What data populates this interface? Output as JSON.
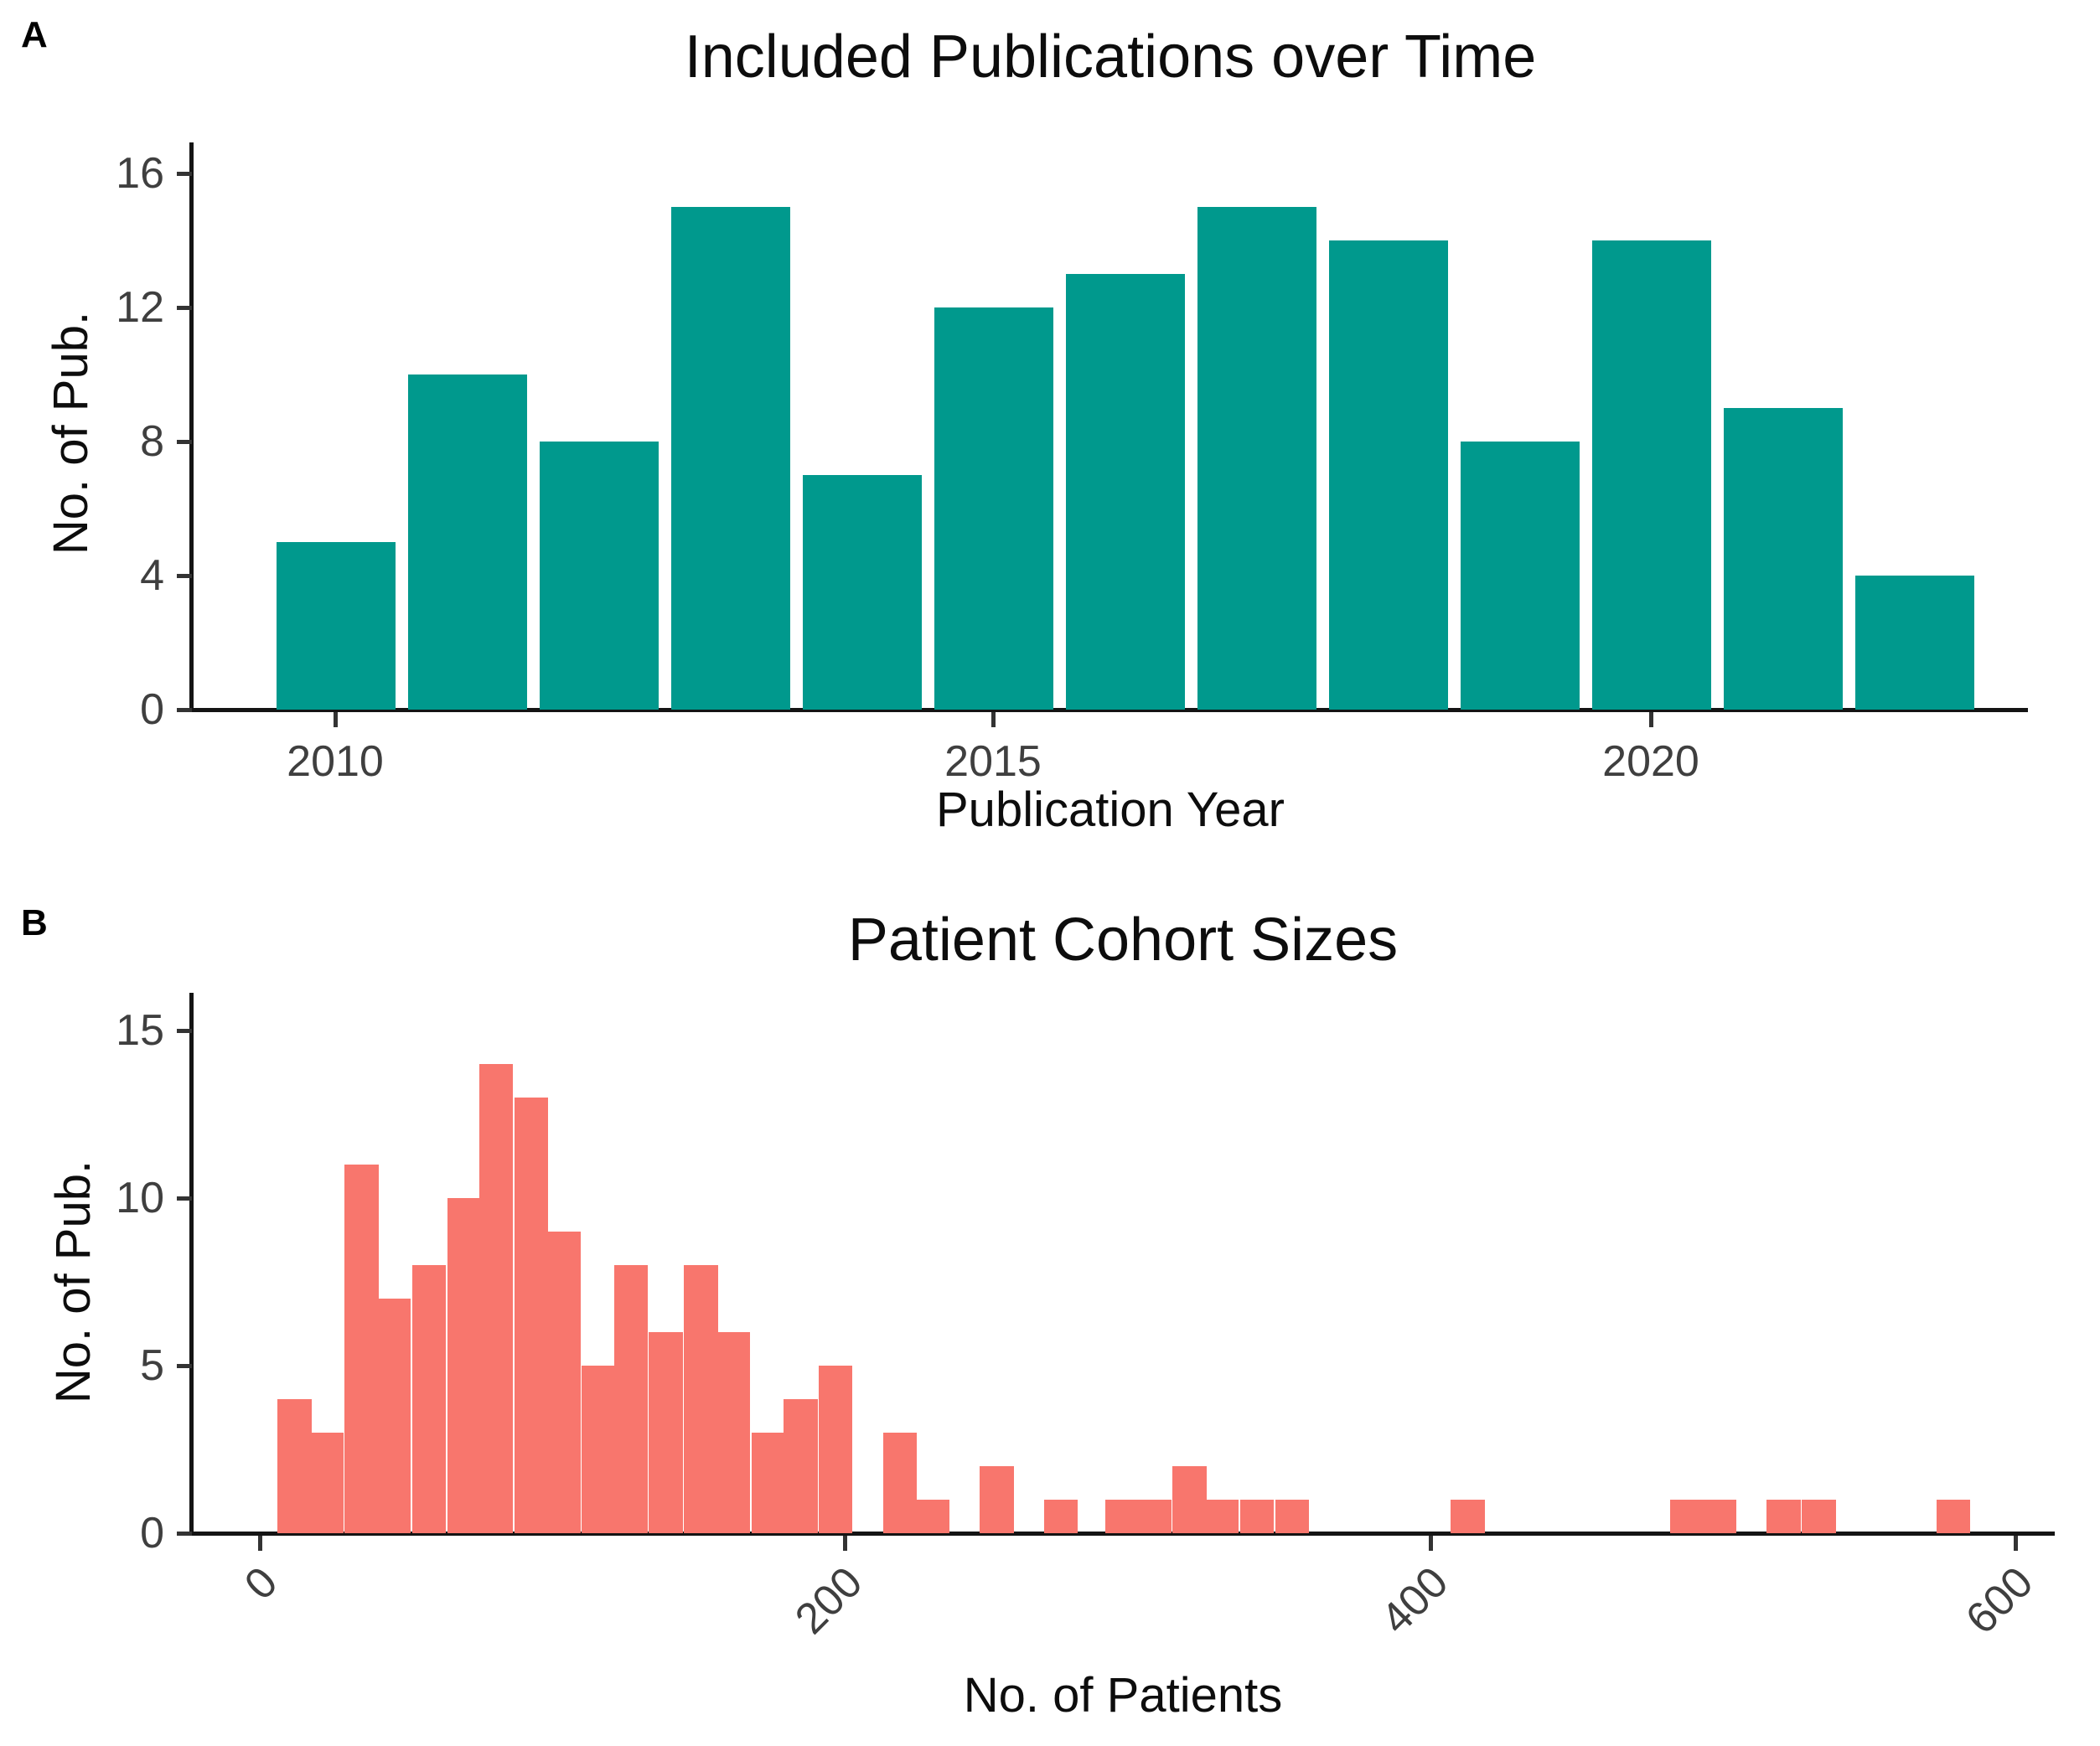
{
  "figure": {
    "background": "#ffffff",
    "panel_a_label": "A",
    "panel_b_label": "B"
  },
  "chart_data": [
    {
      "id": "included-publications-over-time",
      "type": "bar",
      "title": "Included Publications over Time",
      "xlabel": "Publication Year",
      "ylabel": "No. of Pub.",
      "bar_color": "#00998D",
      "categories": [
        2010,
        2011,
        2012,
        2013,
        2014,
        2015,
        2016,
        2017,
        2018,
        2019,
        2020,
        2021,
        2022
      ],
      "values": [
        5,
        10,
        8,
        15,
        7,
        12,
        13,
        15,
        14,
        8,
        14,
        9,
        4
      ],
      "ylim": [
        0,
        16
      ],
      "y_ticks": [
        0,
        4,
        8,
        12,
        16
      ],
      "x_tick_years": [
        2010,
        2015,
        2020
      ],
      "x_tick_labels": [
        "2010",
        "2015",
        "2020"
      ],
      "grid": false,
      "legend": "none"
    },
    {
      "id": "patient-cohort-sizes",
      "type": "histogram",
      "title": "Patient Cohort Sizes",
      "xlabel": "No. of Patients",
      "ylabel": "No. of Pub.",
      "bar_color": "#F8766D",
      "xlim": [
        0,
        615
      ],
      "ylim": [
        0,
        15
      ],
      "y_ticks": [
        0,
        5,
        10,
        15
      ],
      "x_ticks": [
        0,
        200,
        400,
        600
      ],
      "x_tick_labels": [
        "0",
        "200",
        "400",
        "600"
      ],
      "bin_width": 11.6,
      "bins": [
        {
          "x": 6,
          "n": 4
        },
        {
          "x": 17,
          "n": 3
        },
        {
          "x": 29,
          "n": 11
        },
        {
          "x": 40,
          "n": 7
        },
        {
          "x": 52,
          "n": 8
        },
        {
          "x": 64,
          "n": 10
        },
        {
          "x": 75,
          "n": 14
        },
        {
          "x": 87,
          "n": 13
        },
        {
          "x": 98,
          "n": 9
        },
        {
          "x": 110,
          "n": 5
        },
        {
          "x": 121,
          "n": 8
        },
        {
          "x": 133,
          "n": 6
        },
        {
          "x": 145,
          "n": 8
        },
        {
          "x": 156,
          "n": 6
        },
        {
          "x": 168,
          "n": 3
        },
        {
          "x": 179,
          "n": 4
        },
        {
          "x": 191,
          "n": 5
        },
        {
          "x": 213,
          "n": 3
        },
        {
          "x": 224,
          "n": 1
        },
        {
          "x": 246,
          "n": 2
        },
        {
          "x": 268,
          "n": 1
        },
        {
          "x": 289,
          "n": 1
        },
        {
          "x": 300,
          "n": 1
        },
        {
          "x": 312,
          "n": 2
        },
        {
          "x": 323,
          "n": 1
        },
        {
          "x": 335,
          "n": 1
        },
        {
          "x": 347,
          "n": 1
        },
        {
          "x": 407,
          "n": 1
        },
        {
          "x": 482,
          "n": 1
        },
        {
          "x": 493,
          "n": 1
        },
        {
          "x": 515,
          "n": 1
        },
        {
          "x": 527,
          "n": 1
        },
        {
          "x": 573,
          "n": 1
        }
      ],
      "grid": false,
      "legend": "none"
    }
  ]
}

WHAT TO PRODUCE:
Produce the entries above once more, exactly as given, with each picture left out.

EXERCISE RESPONSE:
What data populates this interface? Output as JSON.
{
  "figure": {
    "background": "#ffffff",
    "panel_a_label": "A",
    "panel_b_label": "B"
  },
  "chart_data": [
    {
      "id": "included-publications-over-time",
      "type": "bar",
      "title": "Included Publications over Time",
      "xlabel": "Publication Year",
      "ylabel": "No. of Pub.",
      "bar_color": "#00998D",
      "categories": [
        2010,
        2011,
        2012,
        2013,
        2014,
        2015,
        2016,
        2017,
        2018,
        2019,
        2020,
        2021,
        2022
      ],
      "values": [
        5,
        10,
        8,
        15,
        7,
        12,
        13,
        15,
        14,
        8,
        14,
        9,
        4
      ],
      "ylim": [
        0,
        16
      ],
      "y_ticks": [
        0,
        4,
        8,
        12,
        16
      ],
      "x_tick_years": [
        2010,
        2015,
        2020
      ],
      "x_tick_labels": [
        "2010",
        "2015",
        "2020"
      ],
      "grid": false,
      "legend": "none"
    },
    {
      "id": "patient-cohort-sizes",
      "type": "histogram",
      "title": "Patient Cohort Sizes",
      "xlabel": "No. of Patients",
      "ylabel": "No. of Pub.",
      "bar_color": "#F8766D",
      "xlim": [
        0,
        615
      ],
      "ylim": [
        0,
        15
      ],
      "y_ticks": [
        0,
        5,
        10,
        15
      ],
      "x_ticks": [
        0,
        200,
        400,
        600
      ],
      "x_tick_labels": [
        "0",
        "200",
        "400",
        "600"
      ],
      "bin_width": 11.6,
      "bins": [
        {
          "x": 6,
          "n": 4
        },
        {
          "x": 17,
          "n": 3
        },
        {
          "x": 29,
          "n": 11
        },
        {
          "x": 40,
          "n": 7
        },
        {
          "x": 52,
          "n": 8
        },
        {
          "x": 64,
          "n": 10
        },
        {
          "x": 75,
          "n": 14
        },
        {
          "x": 87,
          "n": 13
        },
        {
          "x": 98,
          "n": 9
        },
        {
          "x": 110,
          "n": 5
        },
        {
          "x": 121,
          "n": 8
        },
        {
          "x": 133,
          "n": 6
        },
        {
          "x": 145,
          "n": 8
        },
        {
          "x": 156,
          "n": 6
        },
        {
          "x": 168,
          "n": 3
        },
        {
          "x": 179,
          "n": 4
        },
        {
          "x": 191,
          "n": 5
        },
        {
          "x": 213,
          "n": 3
        },
        {
          "x": 224,
          "n": 1
        },
        {
          "x": 246,
          "n": 2
        },
        {
          "x": 268,
          "n": 1
        },
        {
          "x": 289,
          "n": 1
        },
        {
          "x": 300,
          "n": 1
        },
        {
          "x": 312,
          "n": 2
        },
        {
          "x": 323,
          "n": 1
        },
        {
          "x": 335,
          "n": 1
        },
        {
          "x": 347,
          "n": 1
        },
        {
          "x": 407,
          "n": 1
        },
        {
          "x": 482,
          "n": 1
        },
        {
          "x": 493,
          "n": 1
        },
        {
          "x": 515,
          "n": 1
        },
        {
          "x": 527,
          "n": 1
        },
        {
          "x": 573,
          "n": 1
        }
      ],
      "grid": false,
      "legend": "none"
    }
  ]
}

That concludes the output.